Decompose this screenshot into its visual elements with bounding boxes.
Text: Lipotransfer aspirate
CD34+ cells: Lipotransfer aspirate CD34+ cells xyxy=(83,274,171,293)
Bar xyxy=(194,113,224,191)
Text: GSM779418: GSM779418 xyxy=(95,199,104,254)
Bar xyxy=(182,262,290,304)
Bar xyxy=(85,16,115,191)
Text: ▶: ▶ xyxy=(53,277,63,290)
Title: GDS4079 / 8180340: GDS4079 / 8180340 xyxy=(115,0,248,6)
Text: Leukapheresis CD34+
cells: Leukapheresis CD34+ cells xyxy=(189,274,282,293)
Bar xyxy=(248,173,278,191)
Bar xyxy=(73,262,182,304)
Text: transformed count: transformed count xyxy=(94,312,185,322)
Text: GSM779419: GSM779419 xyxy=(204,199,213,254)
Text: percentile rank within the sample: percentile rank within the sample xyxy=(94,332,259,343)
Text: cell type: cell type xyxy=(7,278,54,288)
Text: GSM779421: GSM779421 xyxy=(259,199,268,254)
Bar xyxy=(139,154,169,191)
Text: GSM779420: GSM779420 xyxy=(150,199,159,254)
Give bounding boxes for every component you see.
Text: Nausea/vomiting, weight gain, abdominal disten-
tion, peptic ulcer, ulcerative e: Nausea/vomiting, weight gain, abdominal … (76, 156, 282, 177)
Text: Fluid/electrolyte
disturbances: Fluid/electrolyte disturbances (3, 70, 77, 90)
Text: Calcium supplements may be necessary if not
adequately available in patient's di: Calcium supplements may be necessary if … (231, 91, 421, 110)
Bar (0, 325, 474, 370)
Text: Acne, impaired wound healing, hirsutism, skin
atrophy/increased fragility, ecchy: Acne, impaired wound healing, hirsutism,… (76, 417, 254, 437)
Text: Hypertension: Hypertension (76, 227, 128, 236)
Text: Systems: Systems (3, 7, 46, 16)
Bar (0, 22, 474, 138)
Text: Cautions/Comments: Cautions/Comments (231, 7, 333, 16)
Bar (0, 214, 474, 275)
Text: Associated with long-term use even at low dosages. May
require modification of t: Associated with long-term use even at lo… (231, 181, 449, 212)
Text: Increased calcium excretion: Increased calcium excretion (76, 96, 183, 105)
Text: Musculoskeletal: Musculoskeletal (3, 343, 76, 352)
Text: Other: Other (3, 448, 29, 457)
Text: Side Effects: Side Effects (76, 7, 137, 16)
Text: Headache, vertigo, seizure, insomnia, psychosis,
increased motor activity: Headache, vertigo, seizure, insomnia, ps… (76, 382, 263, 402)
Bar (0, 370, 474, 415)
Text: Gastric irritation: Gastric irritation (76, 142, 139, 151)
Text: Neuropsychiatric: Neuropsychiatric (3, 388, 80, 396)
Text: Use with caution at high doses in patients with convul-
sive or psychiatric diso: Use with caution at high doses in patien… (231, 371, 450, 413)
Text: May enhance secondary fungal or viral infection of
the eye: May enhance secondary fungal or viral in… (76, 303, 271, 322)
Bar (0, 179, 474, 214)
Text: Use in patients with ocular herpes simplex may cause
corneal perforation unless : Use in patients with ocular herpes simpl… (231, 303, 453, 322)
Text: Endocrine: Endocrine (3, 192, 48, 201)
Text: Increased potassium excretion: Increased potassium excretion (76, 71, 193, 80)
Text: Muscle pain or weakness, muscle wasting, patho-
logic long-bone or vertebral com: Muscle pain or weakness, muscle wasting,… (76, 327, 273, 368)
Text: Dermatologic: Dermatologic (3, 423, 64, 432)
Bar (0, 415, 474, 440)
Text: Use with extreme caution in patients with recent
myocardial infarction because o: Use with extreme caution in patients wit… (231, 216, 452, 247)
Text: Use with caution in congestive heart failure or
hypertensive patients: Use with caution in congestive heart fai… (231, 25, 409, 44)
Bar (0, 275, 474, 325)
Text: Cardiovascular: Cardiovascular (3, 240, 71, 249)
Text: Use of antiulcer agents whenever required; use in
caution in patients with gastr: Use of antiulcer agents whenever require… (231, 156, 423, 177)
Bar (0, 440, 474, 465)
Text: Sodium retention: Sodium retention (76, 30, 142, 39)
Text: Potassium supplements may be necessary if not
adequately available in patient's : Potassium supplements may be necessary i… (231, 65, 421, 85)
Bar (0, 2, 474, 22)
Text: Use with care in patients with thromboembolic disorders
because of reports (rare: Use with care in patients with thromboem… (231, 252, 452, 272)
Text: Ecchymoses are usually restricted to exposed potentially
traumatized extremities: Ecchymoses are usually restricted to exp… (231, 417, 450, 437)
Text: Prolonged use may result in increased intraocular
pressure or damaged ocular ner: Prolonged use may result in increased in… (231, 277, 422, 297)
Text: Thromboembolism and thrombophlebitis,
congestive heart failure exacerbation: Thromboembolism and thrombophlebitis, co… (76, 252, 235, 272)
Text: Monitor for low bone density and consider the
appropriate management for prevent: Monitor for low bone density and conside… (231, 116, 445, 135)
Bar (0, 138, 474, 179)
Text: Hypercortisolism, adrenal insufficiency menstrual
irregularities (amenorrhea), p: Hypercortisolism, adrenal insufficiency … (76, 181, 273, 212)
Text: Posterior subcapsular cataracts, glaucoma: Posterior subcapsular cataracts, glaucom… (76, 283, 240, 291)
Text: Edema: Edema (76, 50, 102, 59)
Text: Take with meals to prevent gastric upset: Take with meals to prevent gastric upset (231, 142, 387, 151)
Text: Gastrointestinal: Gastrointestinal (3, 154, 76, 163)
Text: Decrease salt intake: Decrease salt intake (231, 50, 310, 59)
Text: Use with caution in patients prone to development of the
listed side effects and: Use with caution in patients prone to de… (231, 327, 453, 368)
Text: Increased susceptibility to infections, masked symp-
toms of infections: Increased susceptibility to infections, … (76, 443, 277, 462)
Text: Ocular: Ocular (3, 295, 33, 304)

---------------

How to complete this task:
Please repeat every record above word for word.

Task response:
Decompose this screenshot into its visual elements with bounding boxes.
Text: Lipotransfer aspirate
CD34+ cells: Lipotransfer aspirate CD34+ cells xyxy=(83,274,171,293)
Bar xyxy=(194,113,224,191)
Text: GSM779418: GSM779418 xyxy=(95,199,104,254)
Bar xyxy=(182,262,290,304)
Bar xyxy=(85,16,115,191)
Text: ▶: ▶ xyxy=(53,277,63,290)
Title: GDS4079 / 8180340: GDS4079 / 8180340 xyxy=(115,0,248,6)
Text: Leukapheresis CD34+
cells: Leukapheresis CD34+ cells xyxy=(189,274,282,293)
Bar xyxy=(248,173,278,191)
Bar xyxy=(73,262,182,304)
Text: transformed count: transformed count xyxy=(94,312,185,322)
Text: GSM779419: GSM779419 xyxy=(204,199,213,254)
Text: percentile rank within the sample: percentile rank within the sample xyxy=(94,332,259,343)
Text: cell type: cell type xyxy=(7,278,54,288)
Text: GSM779421: GSM779421 xyxy=(259,199,268,254)
Bar xyxy=(139,154,169,191)
Text: GSM779420: GSM779420 xyxy=(150,199,159,254)
Give bounding boxes for every component you see.
Text: Nausea/vomiting, weight gain, abdominal disten-
tion, peptic ulcer, ulcerative e: Nausea/vomiting, weight gain, abdominal … (76, 156, 282, 177)
Text: Fluid/electrolyte
disturbances: Fluid/electrolyte disturbances (3, 70, 77, 90)
Text: Calcium supplements may be necessary if not
adequately available in patient's di: Calcium supplements may be necessary if … (231, 91, 421, 110)
Bar (0, 325, 474, 370)
Text: Acne, impaired wound healing, hirsutism, skin
atrophy/increased fragility, ecchy: Acne, impaired wound healing, hirsutism,… (76, 417, 254, 437)
Text: Hypertension: Hypertension (76, 227, 128, 236)
Text: Systems: Systems (3, 7, 46, 16)
Bar (0, 22, 474, 138)
Text: Cautions/Comments: Cautions/Comments (231, 7, 333, 16)
Bar (0, 214, 474, 275)
Text: Associated with long-term use even at low dosages. May
require modification of t: Associated with long-term use even at lo… (231, 181, 449, 212)
Text: Increased calcium excretion: Increased calcium excretion (76, 96, 183, 105)
Text: Musculoskeletal: Musculoskeletal (3, 343, 76, 352)
Text: Other: Other (3, 448, 29, 457)
Text: Side Effects: Side Effects (76, 7, 137, 16)
Text: Headache, vertigo, seizure, insomnia, psychosis,
increased motor activity: Headache, vertigo, seizure, insomnia, ps… (76, 382, 263, 402)
Bar (0, 370, 474, 415)
Text: Gastric irritation: Gastric irritation (76, 142, 139, 151)
Text: Neuropsychiatric: Neuropsychiatric (3, 388, 80, 396)
Text: Use with caution at high doses in patients with convul-
sive or psychiatric diso: Use with caution at high doses in patien… (231, 371, 450, 413)
Text: May enhance secondary fungal or viral infection of
the eye: May enhance secondary fungal or viral in… (76, 303, 271, 322)
Bar (0, 179, 474, 214)
Text: Use in patients with ocular herpes simplex may cause
corneal perforation unless : Use in patients with ocular herpes simpl… (231, 303, 453, 322)
Text: Endocrine: Endocrine (3, 192, 48, 201)
Text: Increased potassium excretion: Increased potassium excretion (76, 71, 193, 80)
Text: Muscle pain or weakness, muscle wasting, patho-
logic long-bone or vertebral com: Muscle pain or weakness, muscle wasting,… (76, 327, 273, 368)
Text: Dermatologic: Dermatologic (3, 423, 64, 432)
Bar (0, 415, 474, 440)
Text: Use with extreme caution in patients with recent
myocardial infarction because o: Use with extreme caution in patients wit… (231, 216, 452, 247)
Text: Use with caution in congestive heart failure or
hypertensive patients: Use with caution in congestive heart fai… (231, 25, 409, 44)
Bar (0, 275, 474, 325)
Text: Cardiovascular: Cardiovascular (3, 240, 71, 249)
Text: Use of antiulcer agents whenever required; use in
caution in patients with gastr: Use of antiulcer agents whenever require… (231, 156, 423, 177)
Bar (0, 440, 474, 465)
Text: Sodium retention: Sodium retention (76, 30, 142, 39)
Text: Potassium supplements may be necessary if not
adequately available in patient's : Potassium supplements may be necessary i… (231, 65, 421, 85)
Bar (0, 2, 474, 22)
Text: Use with care in patients with thromboembolic disorders
because of reports (rare: Use with care in patients with thromboem… (231, 252, 452, 272)
Text: Ecchymoses are usually restricted to exposed potentially
traumatized extremities: Ecchymoses are usually restricted to exp… (231, 417, 450, 437)
Text: Prolonged use may result in increased intraocular
pressure or damaged ocular ner: Prolonged use may result in increased in… (231, 277, 422, 297)
Text: Thromboembolism and thrombophlebitis,
congestive heart failure exacerbation: Thromboembolism and thrombophlebitis, co… (76, 252, 235, 272)
Text: Monitor for low bone density and consider the
appropriate management for prevent: Monitor for low bone density and conside… (231, 116, 445, 135)
Bar (0, 138, 474, 179)
Text: Hypercortisolism, adrenal insufficiency menstrual
irregularities (amenorrhea), p: Hypercortisolism, adrenal insufficiency … (76, 181, 273, 212)
Text: Posterior subcapsular cataracts, glaucoma: Posterior subcapsular cataracts, glaucom… (76, 283, 240, 291)
Text: Edema: Edema (76, 50, 102, 59)
Text: Take with meals to prevent gastric upset: Take with meals to prevent gastric upset (231, 142, 387, 151)
Text: Gastrointestinal: Gastrointestinal (3, 154, 76, 163)
Text: Decrease salt intake: Decrease salt intake (231, 50, 310, 59)
Text: Use with caution in patients prone to development of the
listed side effects and: Use with caution in patients prone to de… (231, 327, 453, 368)
Text: Increased susceptibility to infections, masked symp-
toms of infections: Increased susceptibility to infections, … (76, 443, 277, 462)
Text: Ocular: Ocular (3, 295, 33, 304)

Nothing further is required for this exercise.